--- Begin Given entries ---
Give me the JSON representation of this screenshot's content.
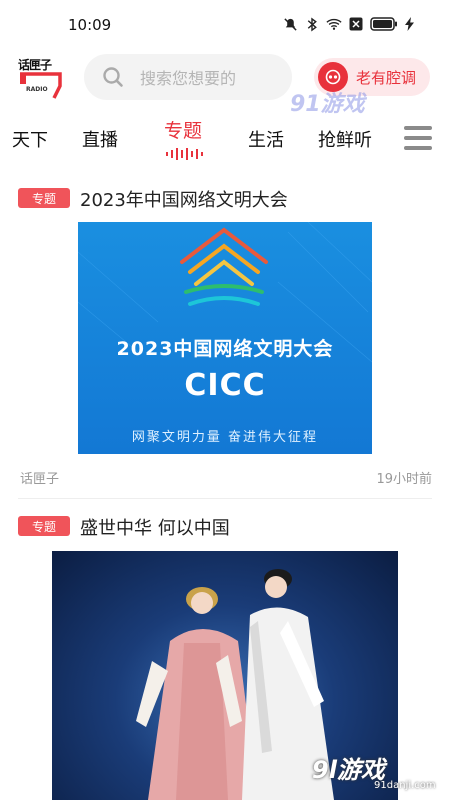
{
  "status_bar": {
    "time": "10:09",
    "icons": [
      "mute-icon",
      "bluetooth-icon",
      "wifi-icon",
      "sim-icon",
      "battery-icon",
      "charging-icon"
    ]
  },
  "header": {
    "logo_text": "话匣子",
    "logo_sub": "RADIO",
    "search_placeholder": "搜索您想要的",
    "tag_label": "老有腔调",
    "accent_color": "#e8323c"
  },
  "watermark": {
    "top_text": "91游戏",
    "bottom_text": "9l游戏",
    "bottom_url": "91danji.com"
  },
  "nav": {
    "tabs": [
      "天下",
      "直播",
      "专题",
      "生活",
      "抢鲜听"
    ],
    "active": "专题"
  },
  "feed": [
    {
      "badge": "专题",
      "title": "2023年中国网络文明大会",
      "banner": {
        "headline": "2023中国网络文明大会",
        "subtitle": "CICC",
        "slogan": "网聚文明力量 奋进伟大征程"
      },
      "source": "话匣子",
      "time": "19小时前"
    },
    {
      "badge": "专题",
      "title": "盛世中华 何以中国"
    }
  ]
}
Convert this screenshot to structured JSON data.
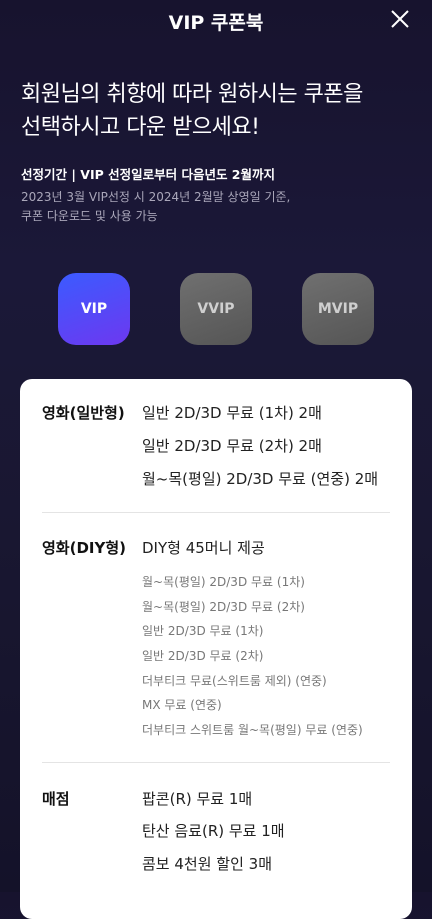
{
  "header": {
    "title": "VIP 쿠폰북"
  },
  "headline": {
    "line1": "회원님의 취향에 따라 원하시는 쿠폰을",
    "line2": "선택하시고 다운 받으세요!"
  },
  "period": "선정기간 | VIP 선정일로부터 다음년도 2월까지",
  "note": {
    "line1": "2023년 3월 VIP선정 시 2024년 2월말 상영일 기준,",
    "line2": "쿠폰 다운로드 및 사용 가능"
  },
  "tiers": [
    {
      "label": "VIP",
      "selected": true
    },
    {
      "label": "VVIP",
      "selected": false
    },
    {
      "label": "MVIP",
      "selected": false
    }
  ],
  "sections": {
    "general": {
      "label": "영화(일반형)",
      "items": [
        "일반 2D/3D 무료 (1차) 2매",
        "일반 2D/3D 무료 (2차) 2매",
        "월~목(평일) 2D/3D 무료 (연중) 2매"
      ]
    },
    "diy": {
      "label": "영화(DIY형)",
      "main": "DIY형 45머니 제공",
      "items": [
        "월~목(평일) 2D/3D 무료 (1차)",
        "월~목(평일) 2D/3D 무료 (2차)",
        "일반 2D/3D 무료 (1차)",
        "일반 2D/3D 무료 (2차)",
        "더부티크 무료(스위트룸 제외) (연중)",
        "MX 무료 (연중)",
        "더부티크 스위트룸 월~목(평일) 무료 (연중)"
      ]
    },
    "store": {
      "label": "매점",
      "items": [
        "팝콘(R) 무료 1매",
        "탄산 음료(R) 무료 1매",
        "콤보 4천원 할인 3매"
      ]
    }
  },
  "colors": {
    "vip_gradient_start": "#3b5bff",
    "vip_gradient_end": "#6d38f0",
    "inactive_tier": "#666666",
    "background": "#17132e"
  }
}
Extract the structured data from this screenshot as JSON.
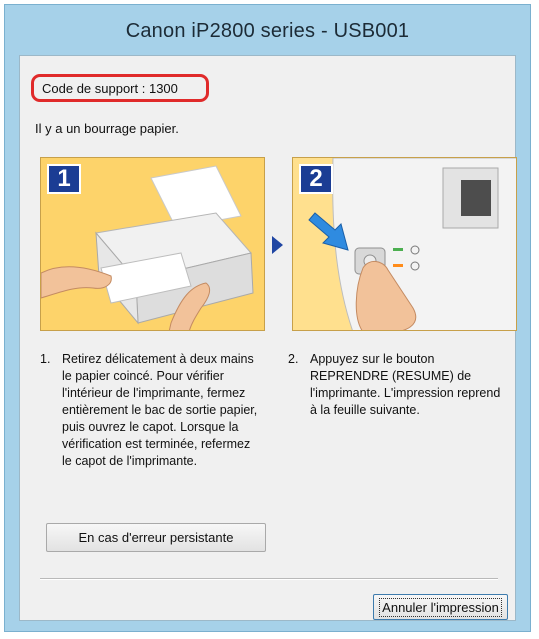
{
  "window": {
    "title": "Canon iP2800 series - USB001"
  },
  "dialog": {
    "support_code": "Code de support : 1300",
    "message": "Il y a un bourrage papier.",
    "steps": [
      {
        "badge": "1",
        "number": "1.",
        "text": "Retirez délicatement à deux mains le papier coincé. Pour vérifier l'intérieur de l'imprimante, fermez entièrement le bac de sortie papier, puis ouvrez le capot. Lorsque la vérification est terminée, refermez le capot de l'imprimante."
      },
      {
        "badge": "2",
        "number": "2.",
        "text": "Appuyez sur le bouton REPRENDRE (RESUME) de l'imprimante. L'impression reprend à la feuille suivante."
      }
    ],
    "persistent_error_label": "En cas d'erreur persistante",
    "cancel_label": "Annuler l'impression"
  },
  "colors": {
    "titlebar": "#a6d1e9",
    "support_code_border": "#e02a2a",
    "step_badge": "#1b3d94",
    "panel_background": "#fdd36a"
  },
  "icons": [
    "printer-illustration",
    "hand-icon",
    "resume-button-illustration",
    "arrow-right-icon"
  ]
}
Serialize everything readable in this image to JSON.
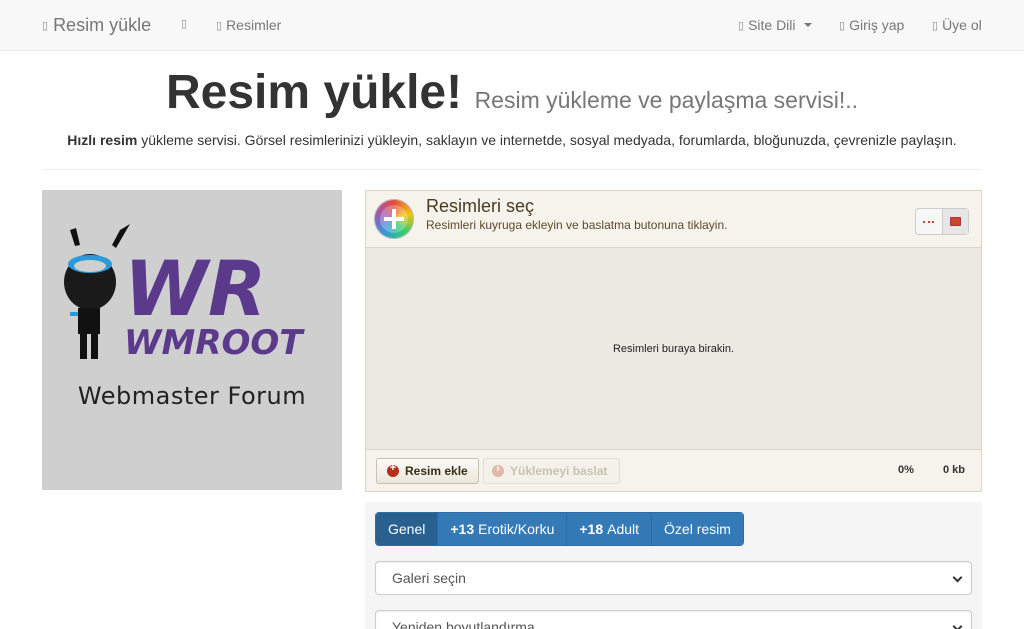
{
  "navbar": {
    "brand": "Resim yükle",
    "icon_link": "",
    "images_link": "Resimler",
    "site_lang": "Site Dili",
    "login": "Giriş yap",
    "register": "Üye ol"
  },
  "header": {
    "title": "Resim yükle!",
    "subtitle": "Resim yükleme ve paylaşma servisi!..",
    "tagline_bold": "Hızlı resim",
    "tagline_rest": " yükleme servisi. Görsel resimlerinizi yükleyin, saklayın ve internetde, sosyal medyada, forumlarda, bloğunuzda, çevrenizle paylaşın."
  },
  "logo": {
    "letters_top": "WR",
    "letters_bottom": "WMROOT",
    "caption": "Webmaster Forum"
  },
  "uploader": {
    "title": "Resimleri seç",
    "subtitle": "Resimleri kuyruga ekleyin ve baslatma butonuna tiklayin.",
    "drop_text": "Resimleri buraya birakin.",
    "add_button": "Resim ekle",
    "start_button": "Yüklemeyi baslat",
    "progress": "0%",
    "size": "0 kb"
  },
  "options": {
    "categories": [
      {
        "prefix": "",
        "label": "Genel"
      },
      {
        "prefix": "+13",
        "label": "Erotik/Korku"
      },
      {
        "prefix": "+18",
        "label": "Adult"
      },
      {
        "prefix": "",
        "label": "Özel resim"
      }
    ],
    "gallery_select": "Galeri seçin",
    "resize_select": "Yeniden boyutlandırma"
  },
  "colors": {
    "primary": "#337ab7",
    "primary_active": "#286090",
    "navbar_bg": "#f8f8f8",
    "logo_purple": "#5b3a8c",
    "logo_blue": "#2a9bd8"
  }
}
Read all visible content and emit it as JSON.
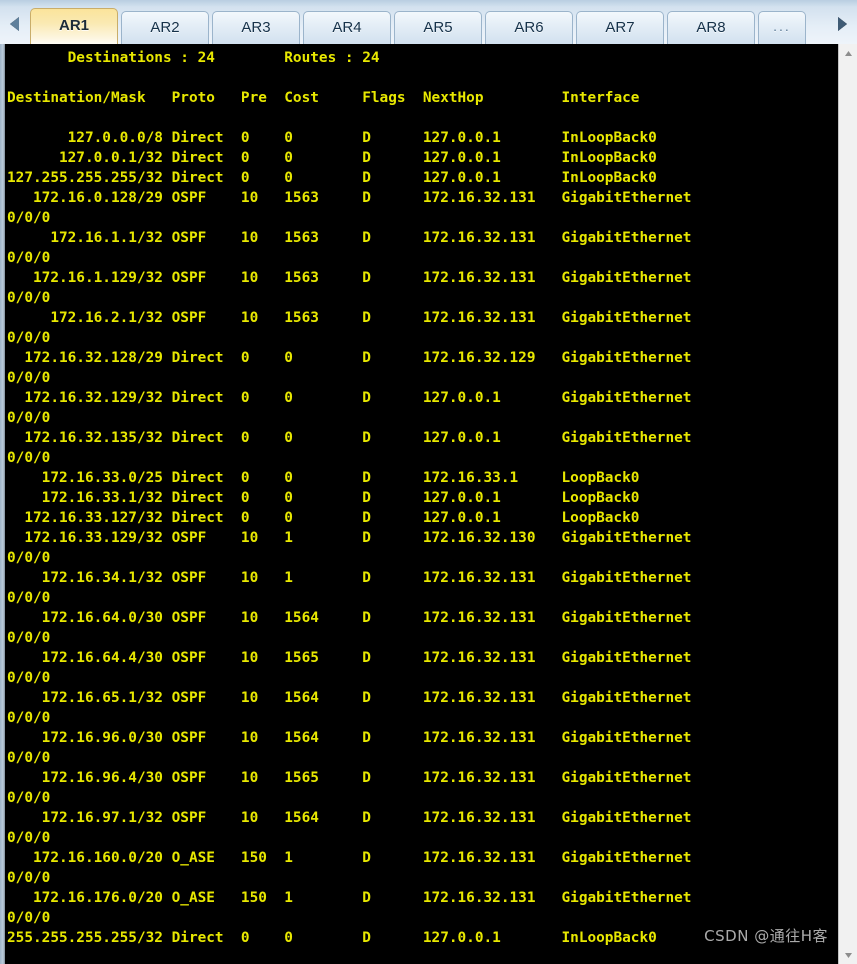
{
  "tabbar": {
    "scroll_left_icon": "triangle-left-icon",
    "scroll_right_icon": "triangle-right-icon",
    "tabs": [
      {
        "label": "AR1",
        "active": true
      },
      {
        "label": "AR2",
        "active": false
      },
      {
        "label": "AR3",
        "active": false
      },
      {
        "label": "AR4",
        "active": false
      },
      {
        "label": "AR5",
        "active": false
      },
      {
        "label": "AR6",
        "active": false
      },
      {
        "label": "AR7",
        "active": false
      },
      {
        "label": "AR8",
        "active": false
      },
      {
        "label": "...",
        "active": false
      }
    ]
  },
  "terminal": {
    "text_color": "#e8e800",
    "background_color": "#000000",
    "summary": {
      "destinations_label": "Destinations",
      "destinations_value": "24",
      "routes_label": "Routes",
      "routes_value": "24"
    },
    "columns": [
      "Destination/Mask",
      "Proto",
      "Pre",
      "Cost",
      "Flags",
      "NextHop",
      "Interface"
    ],
    "rows": [
      {
        "destination": "127.0.0.0/8",
        "proto": "Direct",
        "pre": "0",
        "cost": "0",
        "flags": "D",
        "nexthop": "127.0.0.1",
        "interface": "InLoopBack0"
      },
      {
        "destination": "127.0.0.1/32",
        "proto": "Direct",
        "pre": "0",
        "cost": "0",
        "flags": "D",
        "nexthop": "127.0.0.1",
        "interface": "InLoopBack0"
      },
      {
        "destination": "127.255.255.255/32",
        "proto": "Direct",
        "pre": "0",
        "cost": "0",
        "flags": "D",
        "nexthop": "127.0.0.1",
        "interface": "InLoopBack0"
      },
      {
        "destination": "172.16.0.128/29",
        "proto": "OSPF",
        "pre": "10",
        "cost": "1563",
        "flags": "D",
        "nexthop": "172.16.32.131",
        "interface": "GigabitEthernet0/0/0"
      },
      {
        "destination": "172.16.1.1/32",
        "proto": "OSPF",
        "pre": "10",
        "cost": "1563",
        "flags": "D",
        "nexthop": "172.16.32.131",
        "interface": "GigabitEthernet0/0/0"
      },
      {
        "destination": "172.16.1.129/32",
        "proto": "OSPF",
        "pre": "10",
        "cost": "1563",
        "flags": "D",
        "nexthop": "172.16.32.131",
        "interface": "GigabitEthernet0/0/0"
      },
      {
        "destination": "172.16.2.1/32",
        "proto": "OSPF",
        "pre": "10",
        "cost": "1563",
        "flags": "D",
        "nexthop": "172.16.32.131",
        "interface": "GigabitEthernet0/0/0"
      },
      {
        "destination": "172.16.32.128/29",
        "proto": "Direct",
        "pre": "0",
        "cost": "0",
        "flags": "D",
        "nexthop": "172.16.32.129",
        "interface": "GigabitEthernet0/0/0"
      },
      {
        "destination": "172.16.32.129/32",
        "proto": "Direct",
        "pre": "0",
        "cost": "0",
        "flags": "D",
        "nexthop": "127.0.0.1",
        "interface": "GigabitEthernet0/0/0"
      },
      {
        "destination": "172.16.32.135/32",
        "proto": "Direct",
        "pre": "0",
        "cost": "0",
        "flags": "D",
        "nexthop": "127.0.0.1",
        "interface": "GigabitEthernet0/0/0"
      },
      {
        "destination": "172.16.33.0/25",
        "proto": "Direct",
        "pre": "0",
        "cost": "0",
        "flags": "D",
        "nexthop": "172.16.33.1",
        "interface": "LoopBack0"
      },
      {
        "destination": "172.16.33.1/32",
        "proto": "Direct",
        "pre": "0",
        "cost": "0",
        "flags": "D",
        "nexthop": "127.0.0.1",
        "interface": "LoopBack0"
      },
      {
        "destination": "172.16.33.127/32",
        "proto": "Direct",
        "pre": "0",
        "cost": "0",
        "flags": "D",
        "nexthop": "127.0.0.1",
        "interface": "LoopBack0"
      },
      {
        "destination": "172.16.33.129/32",
        "proto": "OSPF",
        "pre": "10",
        "cost": "1",
        "flags": "D",
        "nexthop": "172.16.32.130",
        "interface": "GigabitEthernet0/0/0"
      },
      {
        "destination": "172.16.34.1/32",
        "proto": "OSPF",
        "pre": "10",
        "cost": "1",
        "flags": "D",
        "nexthop": "172.16.32.131",
        "interface": "GigabitEthernet0/0/0"
      },
      {
        "destination": "172.16.64.0/30",
        "proto": "OSPF",
        "pre": "10",
        "cost": "1564",
        "flags": "D",
        "nexthop": "172.16.32.131",
        "interface": "GigabitEthernet0/0/0"
      },
      {
        "destination": "172.16.64.4/30",
        "proto": "OSPF",
        "pre": "10",
        "cost": "1565",
        "flags": "D",
        "nexthop": "172.16.32.131",
        "interface": "GigabitEthernet0/0/0"
      },
      {
        "destination": "172.16.65.1/32",
        "proto": "OSPF",
        "pre": "10",
        "cost": "1564",
        "flags": "D",
        "nexthop": "172.16.32.131",
        "interface": "GigabitEthernet0/0/0"
      },
      {
        "destination": "172.16.96.0/30",
        "proto": "OSPF",
        "pre": "10",
        "cost": "1564",
        "flags": "D",
        "nexthop": "172.16.32.131",
        "interface": "GigabitEthernet0/0/0"
      },
      {
        "destination": "172.16.96.4/30",
        "proto": "OSPF",
        "pre": "10",
        "cost": "1565",
        "flags": "D",
        "nexthop": "172.16.32.131",
        "interface": "GigabitEthernet0/0/0"
      },
      {
        "destination": "172.16.97.1/32",
        "proto": "OSPF",
        "pre": "10",
        "cost": "1564",
        "flags": "D",
        "nexthop": "172.16.32.131",
        "interface": "GigabitEthernet0/0/0"
      },
      {
        "destination": "172.16.160.0/20",
        "proto": "O_ASE",
        "pre": "150",
        "cost": "1",
        "flags": "D",
        "nexthop": "172.16.32.131",
        "interface": "GigabitEthernet0/0/0"
      },
      {
        "destination": "172.16.176.0/20",
        "proto": "O_ASE",
        "pre": "150",
        "cost": "1",
        "flags": "D",
        "nexthop": "172.16.32.131",
        "interface": "GigabitEthernet0/0/0"
      },
      {
        "destination": "255.255.255.255/32",
        "proto": "Direct",
        "pre": "0",
        "cost": "0",
        "flags": "D",
        "nexthop": "127.0.0.1",
        "interface": "InLoopBack0"
      }
    ]
  },
  "watermark": {
    "text": "CSDN @通往H客"
  }
}
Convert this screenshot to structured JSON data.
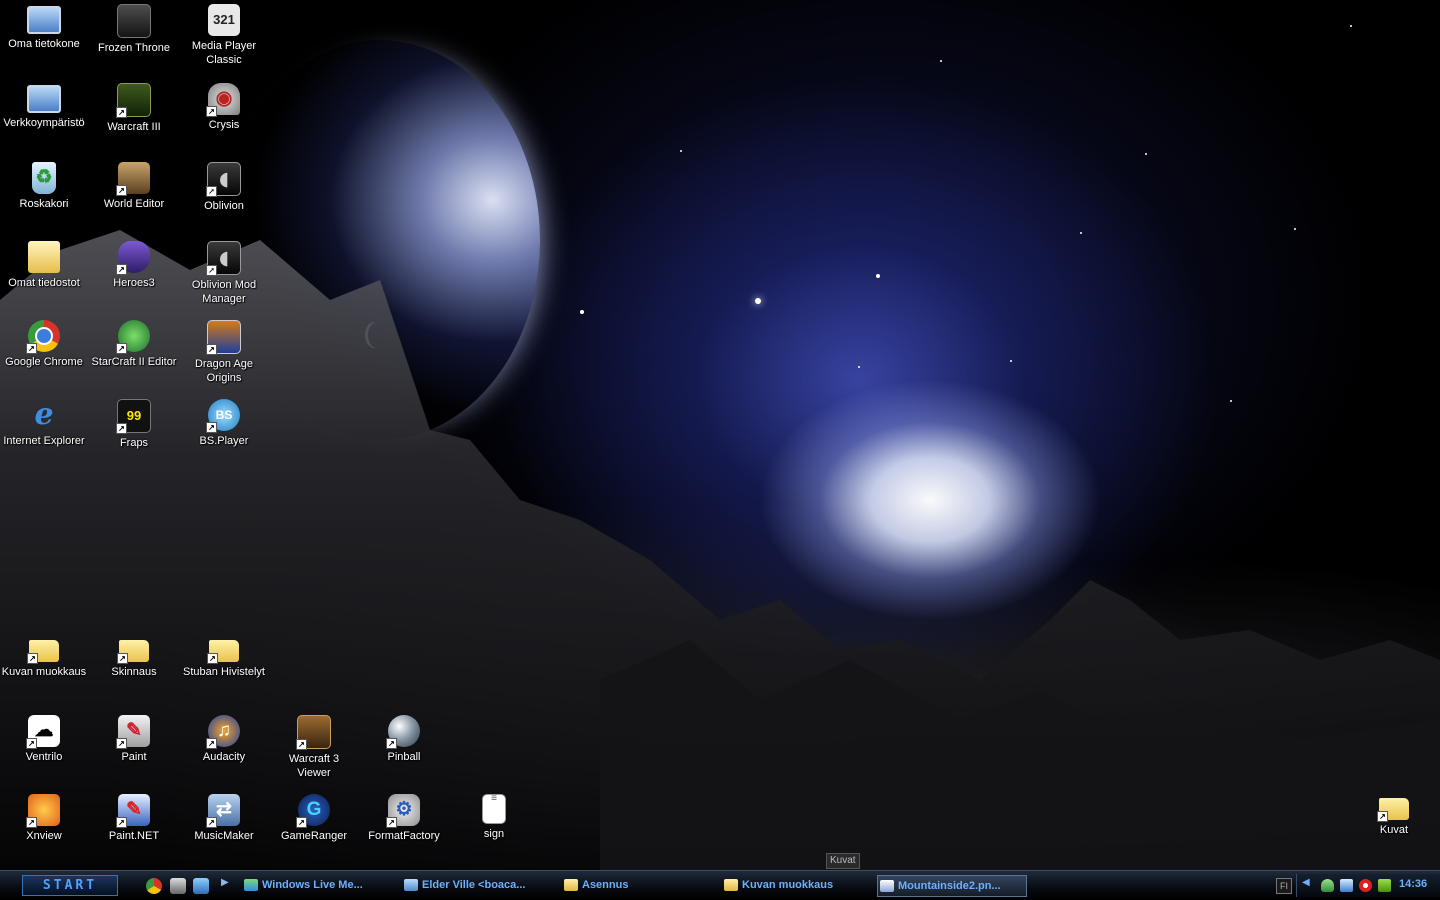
--- End Given entries ---
=== What to do ===
Give only the number of lines above that hold the string "subtitle".

=== Response to this task ===
3